JOB = Copy each line of the data below with the word "proyectos".

# RECORD SET start

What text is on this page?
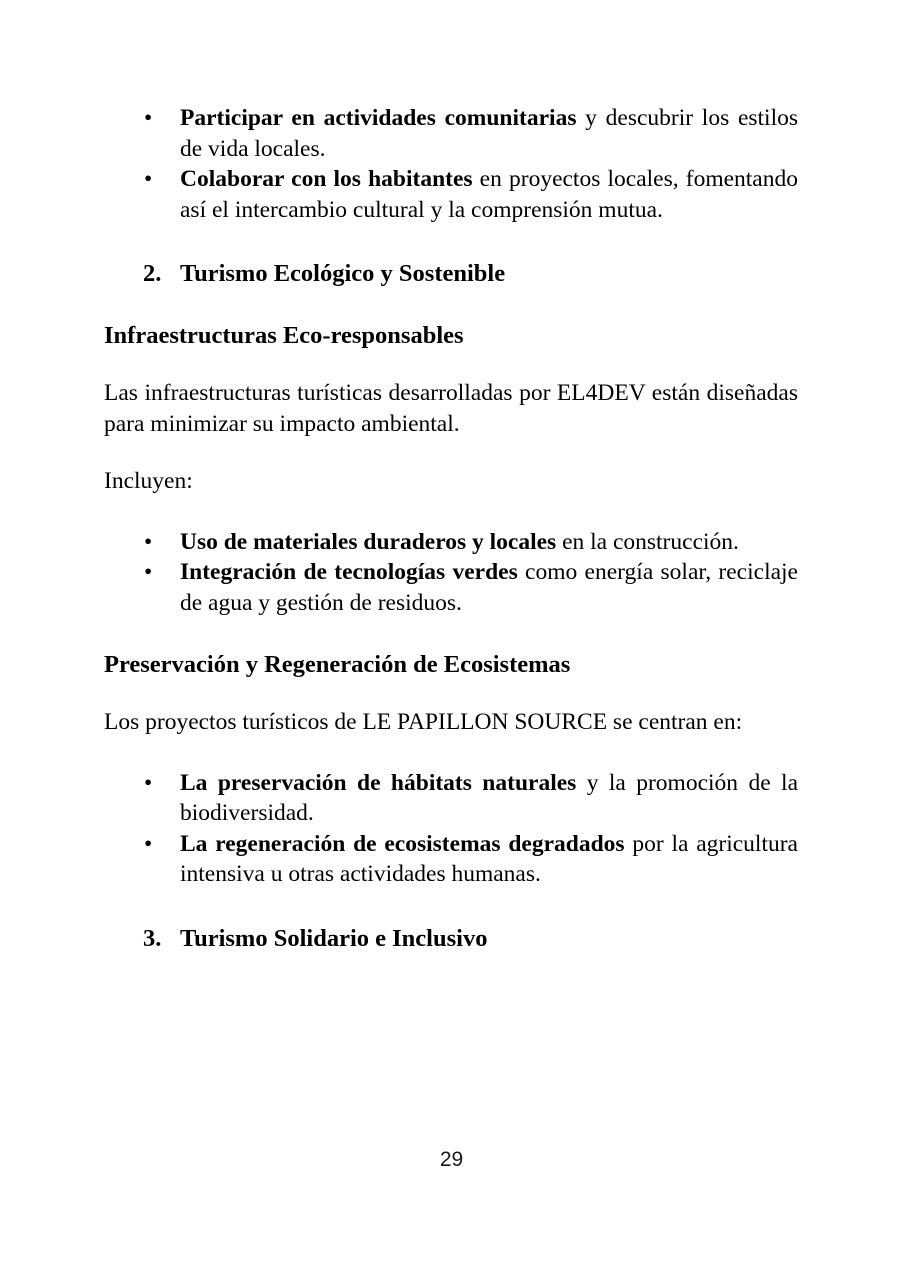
• Participar en actividades comunitarias y descubrir los estilos de vida locales.
• Colaborar con los habitantes en proyectos locales, fomentando así el intercambio cultural y la comprensión mutua.
2. Turismo Ecológico y Sostenible
Infraestructuras Eco-responsables

Las infraestructuras turísticas desarrolladas por EL4DEV están diseñadas para minimizar su impacto ambiental.

Incluyen:

• Uso de materiales duraderos y locales en la construcción.
• Integración de tecnologías verdes como energía solar, reciclaje de agua y gestión de residuos.
Preservación y Regeneración de Ecosistemas

Los proyectos turísticos de LE PAPILLON SOURCE se centran en:

• La preservación de hábitats naturales y la promoción de la biodiversidad.
• La regeneración de ecosistemas degradados por la agricultura intensiva u otras actividades humanas.
3. Turismo Solidario e Inclusivo
29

# RECORD SET end

ANSWER TO THIS PROBLEM =
• Colaborar con los habitantes en proyectos locales, fomentando así el intercambio cultural y la comprensión mutua.
Los proyectos turísticos de LE PAPILLON SOURCE se centran en:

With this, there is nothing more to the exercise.